• DIRECTIONS:
Show all lines holding the string "source".

• PROVIDED RECORDS:
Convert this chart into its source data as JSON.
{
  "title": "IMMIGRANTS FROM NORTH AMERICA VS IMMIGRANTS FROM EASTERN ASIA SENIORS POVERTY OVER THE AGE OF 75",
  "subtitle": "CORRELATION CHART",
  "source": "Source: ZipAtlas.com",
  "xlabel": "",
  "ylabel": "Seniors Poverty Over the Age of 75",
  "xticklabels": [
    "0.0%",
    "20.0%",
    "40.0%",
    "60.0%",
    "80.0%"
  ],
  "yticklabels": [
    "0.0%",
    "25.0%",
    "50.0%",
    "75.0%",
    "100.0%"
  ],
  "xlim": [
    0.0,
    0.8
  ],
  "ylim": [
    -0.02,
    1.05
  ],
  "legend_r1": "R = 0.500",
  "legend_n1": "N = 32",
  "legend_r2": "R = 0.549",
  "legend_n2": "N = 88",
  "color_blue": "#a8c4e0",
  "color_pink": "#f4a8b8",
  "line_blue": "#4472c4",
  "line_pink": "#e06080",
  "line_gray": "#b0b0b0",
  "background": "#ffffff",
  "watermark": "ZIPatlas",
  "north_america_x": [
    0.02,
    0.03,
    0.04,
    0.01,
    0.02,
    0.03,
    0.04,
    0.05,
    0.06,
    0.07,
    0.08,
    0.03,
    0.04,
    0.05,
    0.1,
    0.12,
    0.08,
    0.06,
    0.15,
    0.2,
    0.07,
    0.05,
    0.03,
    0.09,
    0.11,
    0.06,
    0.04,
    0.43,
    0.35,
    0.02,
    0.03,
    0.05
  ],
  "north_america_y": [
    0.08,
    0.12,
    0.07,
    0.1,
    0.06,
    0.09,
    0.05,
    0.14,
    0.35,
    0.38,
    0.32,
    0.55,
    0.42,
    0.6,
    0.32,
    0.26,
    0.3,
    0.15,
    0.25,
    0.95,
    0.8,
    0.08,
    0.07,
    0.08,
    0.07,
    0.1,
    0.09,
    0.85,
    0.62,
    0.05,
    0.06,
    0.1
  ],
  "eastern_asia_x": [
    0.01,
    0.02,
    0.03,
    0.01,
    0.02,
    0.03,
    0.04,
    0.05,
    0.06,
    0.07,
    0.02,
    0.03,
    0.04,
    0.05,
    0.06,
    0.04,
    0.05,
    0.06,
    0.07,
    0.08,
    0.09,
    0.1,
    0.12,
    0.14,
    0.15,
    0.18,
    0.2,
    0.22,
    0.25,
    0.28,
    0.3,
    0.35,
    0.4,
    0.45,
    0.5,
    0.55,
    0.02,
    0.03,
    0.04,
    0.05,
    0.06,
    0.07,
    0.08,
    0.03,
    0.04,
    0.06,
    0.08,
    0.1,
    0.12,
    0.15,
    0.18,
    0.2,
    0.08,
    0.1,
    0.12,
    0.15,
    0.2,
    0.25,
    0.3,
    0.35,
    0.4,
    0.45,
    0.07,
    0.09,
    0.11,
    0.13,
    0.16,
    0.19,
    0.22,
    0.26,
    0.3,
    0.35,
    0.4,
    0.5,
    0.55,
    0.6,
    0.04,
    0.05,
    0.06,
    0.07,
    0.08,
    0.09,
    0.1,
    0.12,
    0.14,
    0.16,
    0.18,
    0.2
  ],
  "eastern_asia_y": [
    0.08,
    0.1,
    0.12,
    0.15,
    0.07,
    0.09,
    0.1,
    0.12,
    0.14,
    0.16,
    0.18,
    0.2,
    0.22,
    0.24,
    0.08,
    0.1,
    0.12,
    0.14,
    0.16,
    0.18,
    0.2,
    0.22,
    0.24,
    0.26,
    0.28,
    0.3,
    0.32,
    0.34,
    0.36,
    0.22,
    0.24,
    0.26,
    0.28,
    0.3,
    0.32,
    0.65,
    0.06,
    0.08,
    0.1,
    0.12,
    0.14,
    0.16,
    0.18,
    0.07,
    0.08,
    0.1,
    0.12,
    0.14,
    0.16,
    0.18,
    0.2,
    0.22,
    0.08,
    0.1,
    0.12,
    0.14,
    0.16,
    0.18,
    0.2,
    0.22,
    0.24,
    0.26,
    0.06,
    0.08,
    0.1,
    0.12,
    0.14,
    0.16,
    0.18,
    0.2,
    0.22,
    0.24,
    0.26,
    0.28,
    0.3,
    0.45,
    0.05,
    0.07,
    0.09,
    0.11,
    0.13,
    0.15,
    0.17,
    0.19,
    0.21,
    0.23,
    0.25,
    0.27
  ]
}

• ANSWER TO THE EXERCISE:
Convert this chart into its source data as JSON.
  "source": "Source: ZipAtlas.com",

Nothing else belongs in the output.